Requirements = Repeat every line of the data exactly, but not the pictures.

Part of a data file:
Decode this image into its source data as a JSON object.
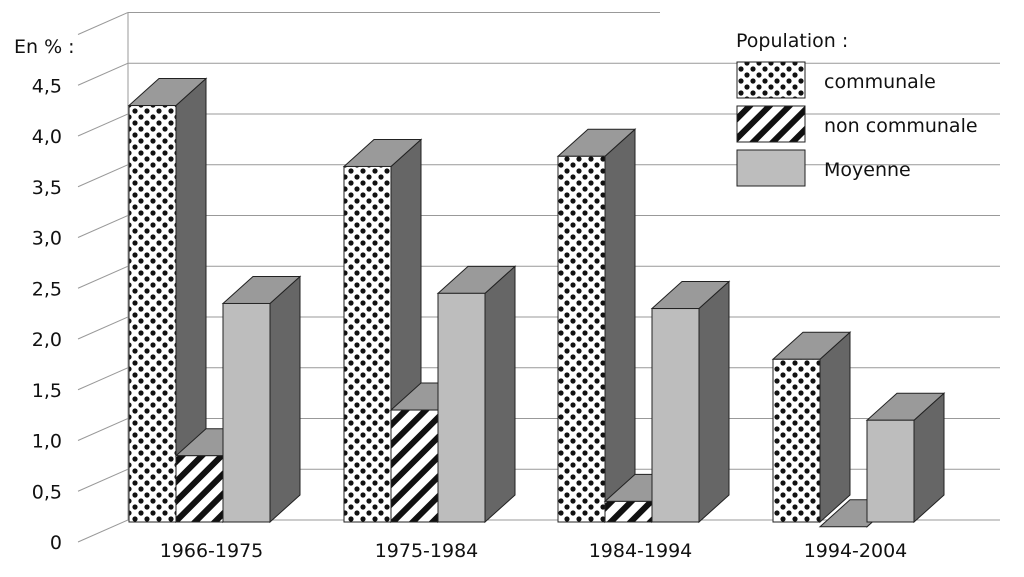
{
  "chart_data": {
    "type": "bar",
    "unit_label": "En % :",
    "categories": [
      "1966-1975",
      "1975-1984",
      "1984-1994",
      "1994-2004"
    ],
    "series": [
      {
        "name": "communale",
        "values": [
          4.3,
          3.7,
          3.8,
          1.8
        ],
        "pattern": "dots"
      },
      {
        "name": "non communale",
        "values": [
          0.85,
          1.3,
          0.4,
          0.15
        ],
        "pattern": "stripes"
      },
      {
        "name": "Moyenne",
        "values": [
          2.35,
          2.45,
          2.3,
          1.2
        ],
        "pattern": "solid",
        "color": "#bdbdbd"
      }
    ],
    "y_ticks": [
      "0",
      "0,5",
      "1,0",
      "1,5",
      "2,0",
      "2,5",
      "3,0",
      "3,5",
      "4,0",
      "4,5"
    ],
    "ylim": [
      0,
      4.5
    ],
    "grid": true,
    "legend": {
      "title": "Population :",
      "placement": "top-right"
    },
    "style": "3d"
  }
}
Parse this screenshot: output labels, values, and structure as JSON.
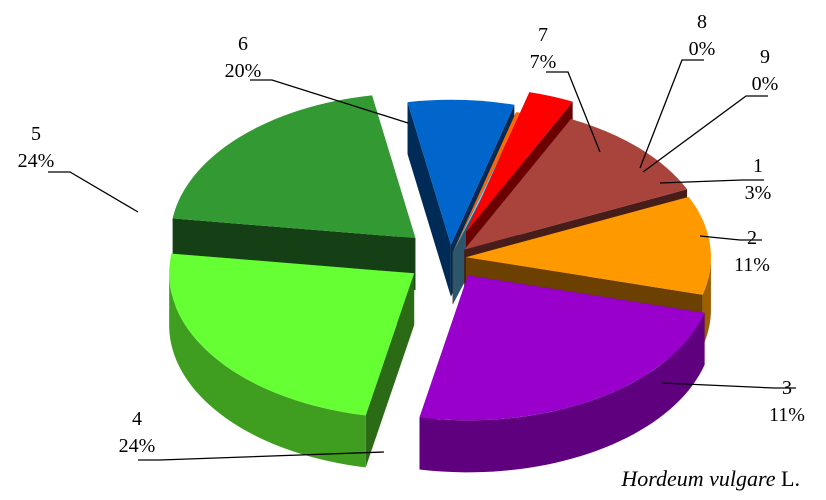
{
  "chart_data": {
    "type": "pie",
    "style": "3d-exploded",
    "slices": [
      {
        "label": "1",
        "percent_label": "3%",
        "value": 3,
        "color": "#ff0000"
      },
      {
        "label": "2",
        "percent_label": "11%",
        "value": 11,
        "color": "#a9443d"
      },
      {
        "label": "3",
        "percent_label": "11%",
        "value": 11,
        "color": "#ff9900"
      },
      {
        "label": "4",
        "percent_label": "24%",
        "value": 24,
        "color": "#9900cc"
      },
      {
        "label": "5",
        "percent_label": "24%",
        "value": 24,
        "color": "#66ff33"
      },
      {
        "label": "6",
        "percent_label": "20%",
        "value": 20,
        "color": "#339933"
      },
      {
        "label": "7",
        "percent_label": "7%",
        "value": 7,
        "color": "#0066cc"
      },
      {
        "label": "8",
        "percent_label": "0%",
        "value": 0,
        "color": "#ff6600"
      },
      {
        "label": "9",
        "percent_label": "0%",
        "value": 0,
        "color": "#66ccff"
      }
    ]
  },
  "caption": {
    "species": "Hordeum vulgare",
    "authority": "L."
  }
}
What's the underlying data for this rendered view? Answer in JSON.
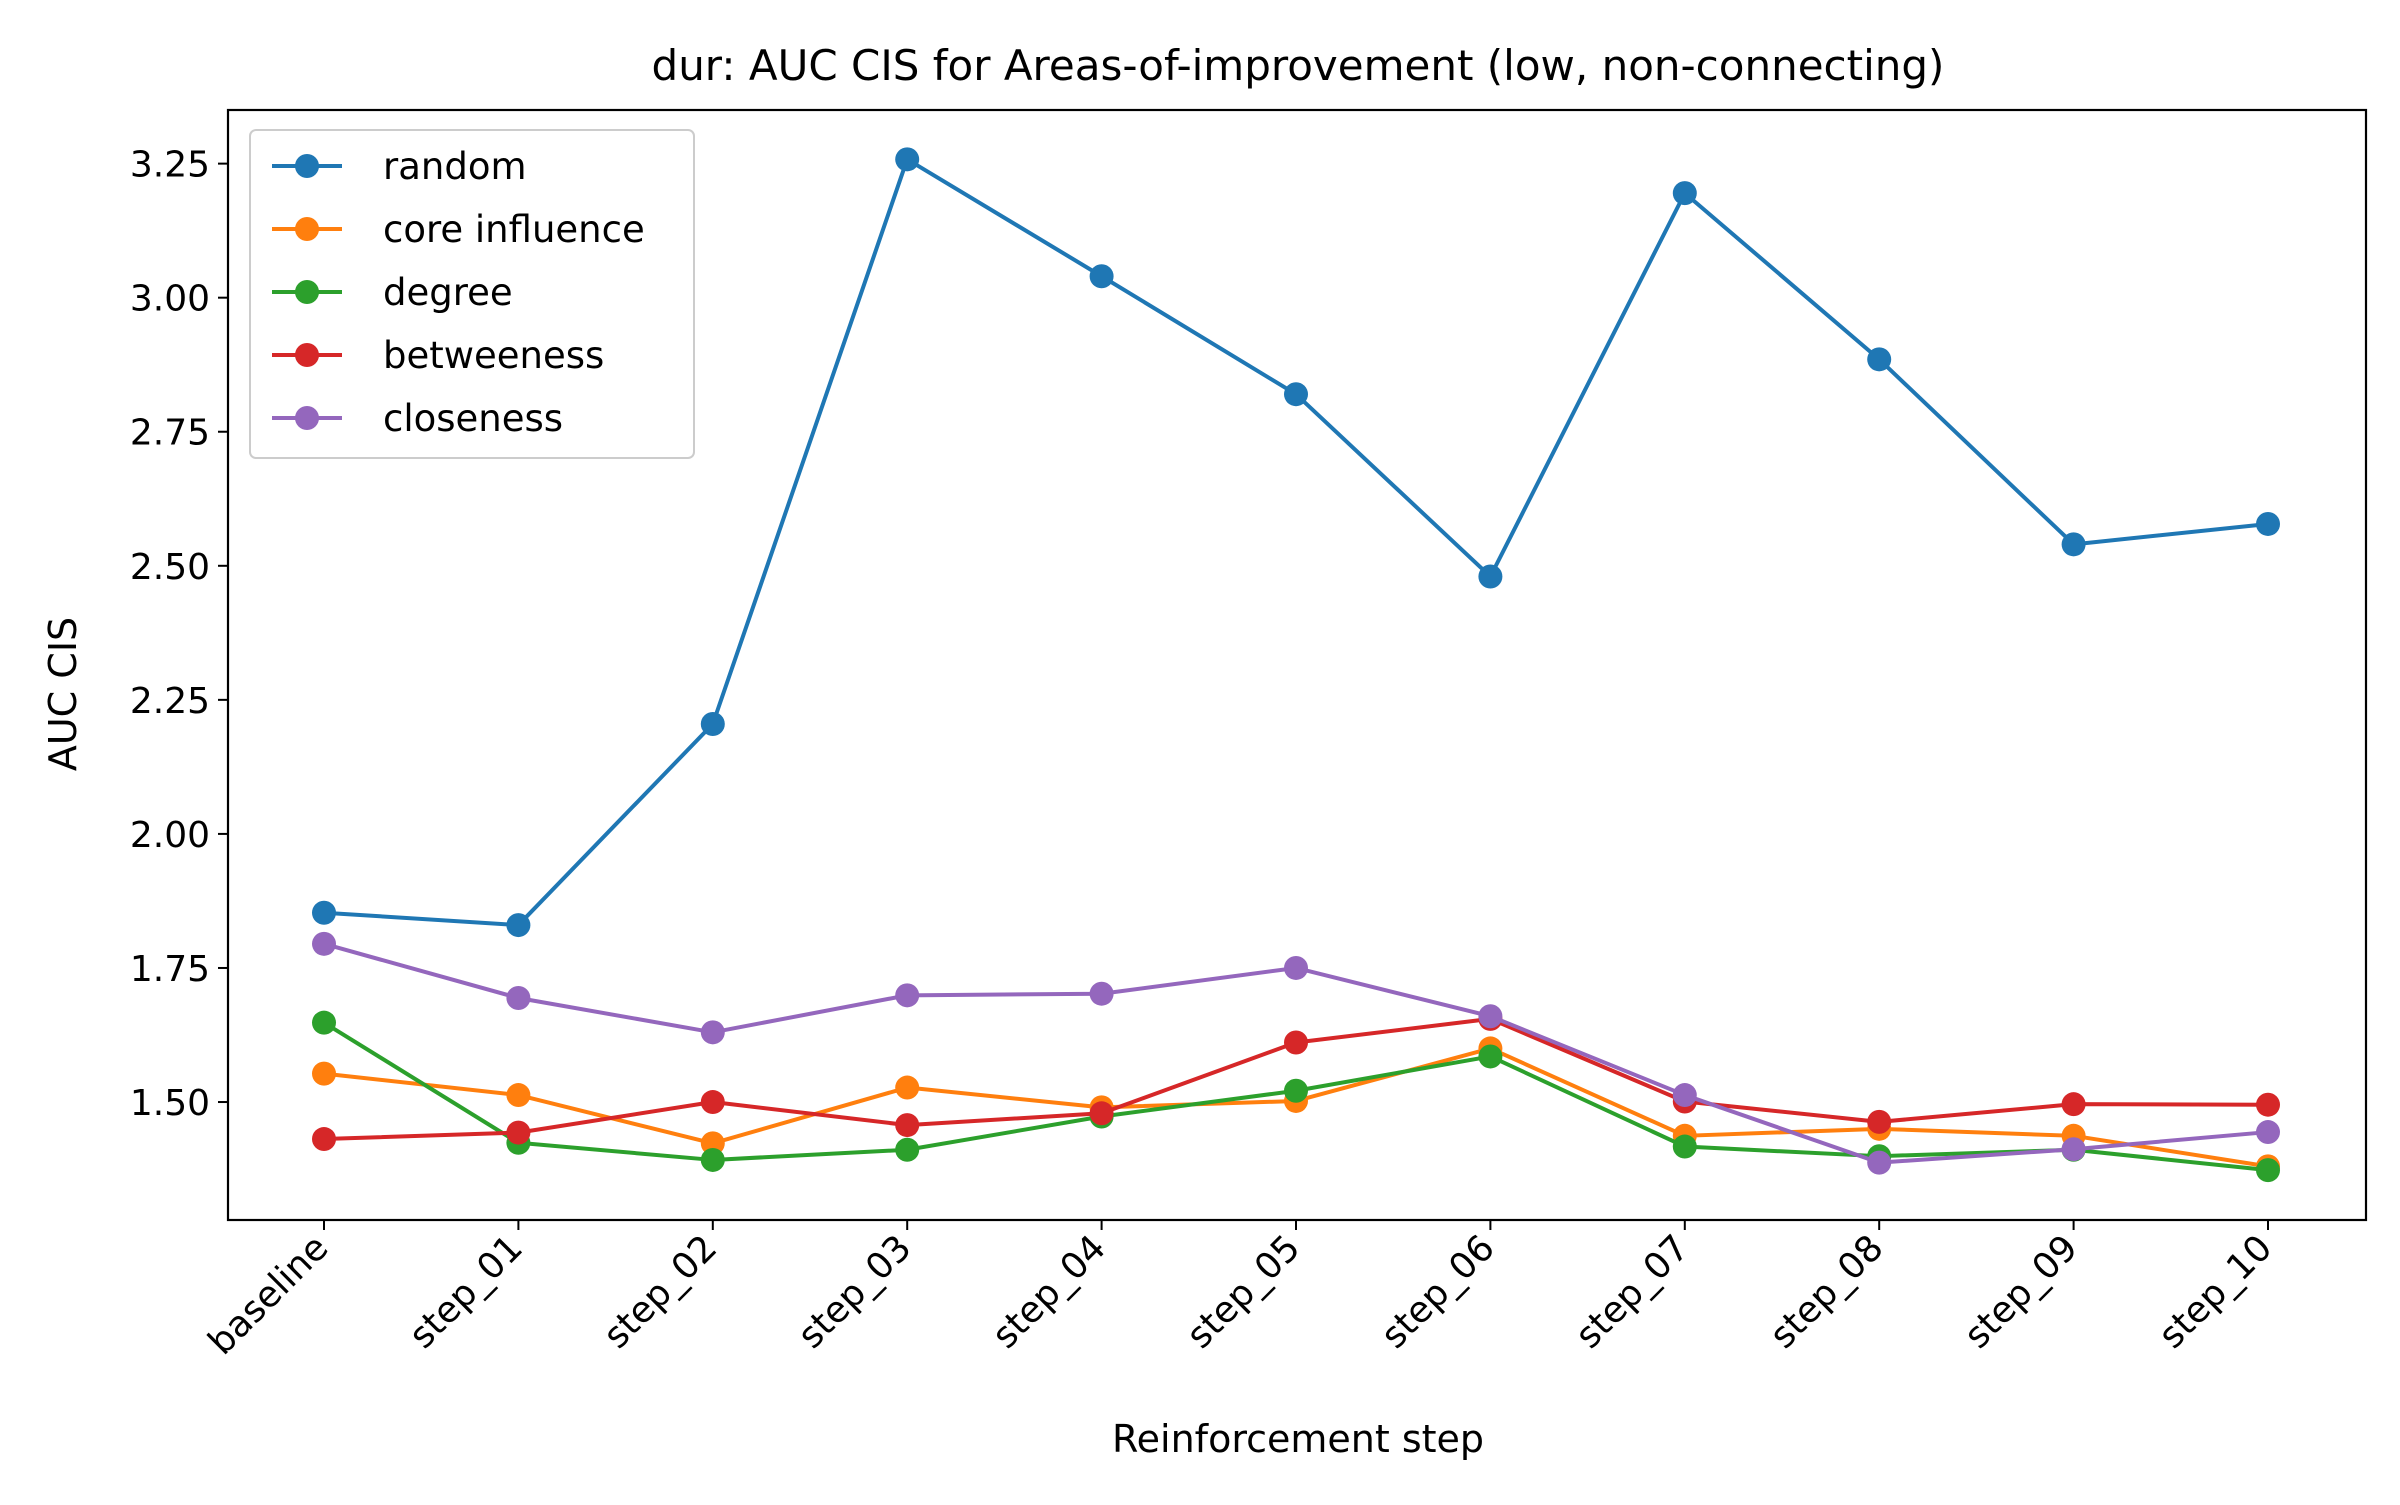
{
  "chart_data": {
    "type": "line",
    "title": "dur: AUC CIS for Areas-of-improvement (low, non-connecting)",
    "xlabel": "Reinforcement step",
    "ylabel": "AUC CIS",
    "categories": [
      "baseline",
      "step_01",
      "step_02",
      "step_03",
      "step_04",
      "step_05",
      "step_06",
      "step_07",
      "step_08",
      "step_09",
      "step_10"
    ],
    "ylim": [
      1.28,
      3.35
    ],
    "yticks": [
      "1.50",
      "1.75",
      "2.00",
      "2.25",
      "2.50",
      "2.75",
      "3.00",
      "3.25"
    ],
    "grid": false,
    "legend_position": "upper-left",
    "series": [
      {
        "name": "random",
        "color": "#1f77b4",
        "values": [
          1.853,
          1.83,
          2.205,
          3.258,
          3.04,
          2.82,
          2.48,
          3.195,
          2.885,
          2.54,
          2.578
        ]
      },
      {
        "name": "core influence",
        "color": "#ff7f0e",
        "values": [
          1.553,
          1.513,
          1.423,
          1.527,
          1.49,
          1.502,
          1.6,
          1.437,
          1.45,
          1.437,
          1.38
        ]
      },
      {
        "name": "degree",
        "color": "#2ca02c",
        "values": [
          1.648,
          1.424,
          1.392,
          1.411,
          1.473,
          1.521,
          1.585,
          1.417,
          1.399,
          1.411,
          1.373
        ]
      },
      {
        "name": "betweeness",
        "color": "#d62728",
        "values": [
          1.431,
          1.443,
          1.5,
          1.457,
          1.479,
          1.611,
          1.655,
          1.501,
          1.463,
          1.496,
          1.495
        ]
      },
      {
        "name": "closeness",
        "color": "#9467bd",
        "values": [
          1.795,
          1.694,
          1.63,
          1.699,
          1.702,
          1.75,
          1.66,
          1.513,
          1.387,
          1.412,
          1.444
        ]
      }
    ]
  }
}
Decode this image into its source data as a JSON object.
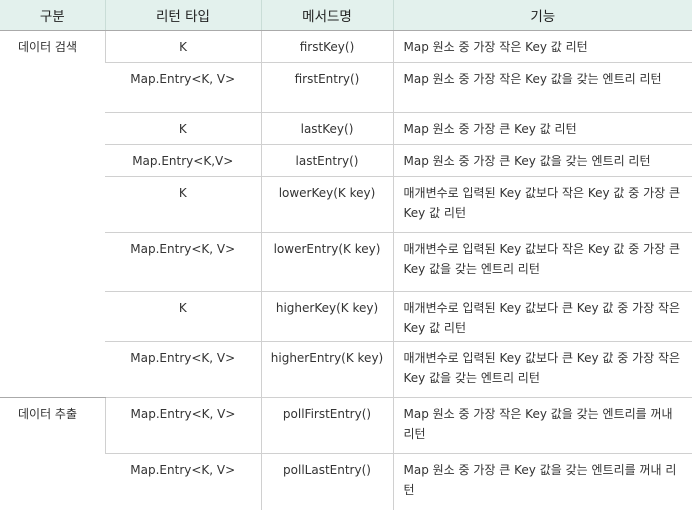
{
  "headers": [
    "구분",
    "리턴 타입",
    "메서드명",
    "기능"
  ],
  "groups": [
    {
      "category": "데이터 검색"
    },
    {
      "category": "데이터 추출"
    }
  ],
  "rows": [
    {
      "type": "K",
      "method": "firstKey()",
      "desc": "Map 원소 중 가장 작은 Key 값 리턴"
    },
    {
      "type": "Map.Entry<K, V>",
      "method": "firstEntry()",
      "desc": "Map 원소 중 가장 작은 Key 값을 갖는 엔트리 리턴"
    },
    {
      "type": "K",
      "method": "lastKey()",
      "desc": "Map 원소 중 가장 큰 Key 값 리턴"
    },
    {
      "type": "Map.Entry<K,V>",
      "method": "lastEntry()",
      "desc": "Map 원소 중 가장 큰 Key 값을 갖는 엔트리 리턴"
    },
    {
      "type": "K",
      "method": "lowerKey(K key)",
      "desc": "매개변수로 입력된 Key 값보다 작은 Key 값 중 가장 큰 Key 값 리턴"
    },
    {
      "type": "Map.Entry<K, V>",
      "method": "lowerEntry(K key)",
      "desc": "매개변수로 입력된 Key 값보다 작은 Key 값 중 가장 큰 Key 값을 갖는 엔트리 리턴"
    },
    {
      "type": "K",
      "method": "higherKey(K key)",
      "desc": "매개변수로 입력된 Key 값보다 큰 Key 값 중 가장 작은 Key 값 리턴"
    },
    {
      "type": "Map.Entry<K, V>",
      "method": "higherEntry(K key)",
      "desc": "매개변수로 입력된 Key 값보다 큰 Key 값 중 가장 작은 Key 값을 갖는 엔트리 리턴"
    },
    {
      "type": "Map.Entry<K, V>",
      "method": "pollFirstEntry()",
      "desc": "Map 원소 중 가장 작은 Key 값을 갖는 엔트리를 꺼내 리턴"
    },
    {
      "type": "Map.Entry<K, V>",
      "method": "pollLastEntry()",
      "desc": "Map 원소 중 가장 큰 Key 값을 갖는 엔트리를 꺼내 리턴"
    }
  ]
}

Correct answer =
Decode this image into its source data as a JSON object.
{
  "chart_data": {
    "type": "bar",
    "unit_label": "En % :",
    "categories": [
      "1966-1975",
      "1975-1984",
      "1984-1994",
      "1994-2004"
    ],
    "series": [
      {
        "name": "communale",
        "values": [
          4.3,
          3.7,
          3.8,
          1.8
        ],
        "pattern": "dots"
      },
      {
        "name": "non communale",
        "values": [
          0.85,
          1.3,
          0.4,
          0.15
        ],
        "pattern": "stripes"
      },
      {
        "name": "Moyenne",
        "values": [
          2.35,
          2.45,
          2.3,
          1.2
        ],
        "pattern": "solid",
        "color": "#bdbdbd"
      }
    ],
    "y_ticks": [
      "0",
      "0,5",
      "1,0",
      "1,5",
      "2,0",
      "2,5",
      "3,0",
      "3,5",
      "4,0",
      "4,5"
    ],
    "ylim": [
      0,
      4.5
    ],
    "grid": true,
    "legend": {
      "title": "Population :",
      "placement": "top-right"
    },
    "style": "3d"
  }
}
Parse this screenshot: output labels, values, and structure as JSON.
{
  "chart_data": {
    "type": "pie",
    "style": "3d-exploded",
    "slices": [
      {
        "label": "1",
        "percent_label": "3%",
        "value": 3,
        "color": "#ff0000"
      },
      {
        "label": "2",
        "percent_label": "11%",
        "value": 11,
        "color": "#a9443d"
      },
      {
        "label": "3",
        "percent_label": "11%",
        "value": 11,
        "color": "#ff9900"
      },
      {
        "label": "4",
        "percent_label": "24%",
        "value": 24,
        "color": "#9900cc"
      },
      {
        "label": "5",
        "percent_label": "24%",
        "value": 24,
        "color": "#66ff33"
      },
      {
        "label": "6",
        "percent_label": "20%",
        "value": 20,
        "color": "#339933"
      },
      {
        "label": "7",
        "percent_label": "7%",
        "value": 7,
        "color": "#0066cc"
      },
      {
        "label": "8",
        "percent_label": "0%",
        "value": 0,
        "color": "#ff6600"
      },
      {
        "label": "9",
        "percent_label": "0%",
        "value": 0,
        "color": "#66ccff"
      }
    ]
  },
  "caption": {
    "species": "Hordeum vulgare",
    "authority": "L."
  }
}
What's the underlying data for this rendered view? Answer in JSON.
{
  "chart_data": {
    "type": "line",
    "title": "dur: AUC CIS for Areas-of-improvement (low, non-connecting)",
    "xlabel": "Reinforcement step",
    "ylabel": "AUC CIS",
    "categories": [
      "baseline",
      "step_01",
      "step_02",
      "step_03",
      "step_04",
      "step_05",
      "step_06",
      "step_07",
      "step_08",
      "step_09",
      "step_10"
    ],
    "ylim": [
      1.28,
      3.35
    ],
    "yticks": [
      "1.50",
      "1.75",
      "2.00",
      "2.25",
      "2.50",
      "2.75",
      "3.00",
      "3.25"
    ],
    "grid": false,
    "legend_position": "upper-left",
    "series": [
      {
        "name": "random",
        "color": "#1f77b4",
        "values": [
          1.853,
          1.83,
          2.205,
          3.258,
          3.04,
          2.82,
          2.48,
          3.195,
          2.885,
          2.54,
          2.578
        ]
      },
      {
        "name": "core influence",
        "color": "#ff7f0e",
        "values": [
          1.553,
          1.513,
          1.423,
          1.527,
          1.49,
          1.502,
          1.6,
          1.437,
          1.45,
          1.437,
          1.38
        ]
      },
      {
        "name": "degree",
        "color": "#2ca02c",
        "values": [
          1.648,
          1.424,
          1.392,
          1.411,
          1.473,
          1.521,
          1.585,
          1.417,
          1.399,
          1.411,
          1.373
        ]
      },
      {
        "name": "betweeness",
        "color": "#d62728",
        "values": [
          1.431,
          1.443,
          1.5,
          1.457,
          1.479,
          1.611,
          1.655,
          1.501,
          1.463,
          1.496,
          1.495
        ]
      },
      {
        "name": "closeness",
        "color": "#9467bd",
        "values": [
          1.795,
          1.694,
          1.63,
          1.699,
          1.702,
          1.75,
          1.66,
          1.513,
          1.387,
          1.412,
          1.444
        ]
      }
    ]
  }
}
Decode this image into its source data as a JSON object.
{
  "headers": [
    "구분",
    "리턴 타입",
    "메서드명",
    "기능"
  ],
  "groups": [
    {
      "category": "데이터 검색"
    },
    {
      "category": "데이터 추출"
    }
  ],
  "rows": [
    {
      "type": "K",
      "method": "firstKey()",
      "desc": "Map 원소 중 가장 작은 Key 값 리턴"
    },
    {
      "type": "Map.Entry<K, V>",
      "method": "firstEntry()",
      "desc": "Map 원소 중 가장 작은 Key 값을 갖는 엔트리 리턴"
    },
    {
      "type": "K",
      "method": "lastKey()",
      "desc": "Map 원소 중 가장 큰 Key 값 리턴"
    },
    {
      "type": "Map.Entry<K,V>",
      "method": "lastEntry()",
      "desc": "Map 원소 중 가장 큰 Key 값을 갖는 엔트리 리턴"
    },
    {
      "type": "K",
      "method": "lowerKey(K key)",
      "desc": "매개변수로 입력된 Key 값보다 작은 Key 값 중 가장 큰 Key 값 리턴"
    },
    {
      "type": "Map.Entry<K, V>",
      "method": "lowerEntry(K key)",
      "desc": "매개변수로 입력된 Key 값보다 작은 Key 값 중 가장 큰 Key 값을 갖는 엔트리 리턴"
    },
    {
      "type": "K",
      "method": "higherKey(K key)",
      "desc": "매개변수로 입력된 Key 값보다 큰 Key 값 중 가장 작은 Key 값 리턴"
    },
    {
      "type": "Map.Entry<K, V>",
      "method": "higherEntry(K key)",
      "desc": "매개변수로 입력된 Key 값보다 큰 Key 값 중 가장 작은 Key 값을 갖는 엔트리 리턴"
    },
    {
      "type": "Map.Entry<K, V>",
      "method": "pollFirstEntry()",
      "desc": "Map 원소 중 가장 작은 Key 값을 갖는 엔트리를 꺼내 리턴"
    },
    {
      "type": "Map.Entry<K, V>",
      "method": "pollLastEntry()",
      "desc": "Map 원소 중 가장 큰 Key 값을 갖는 엔트리를 꺼내 리턴"
    }
  ]
}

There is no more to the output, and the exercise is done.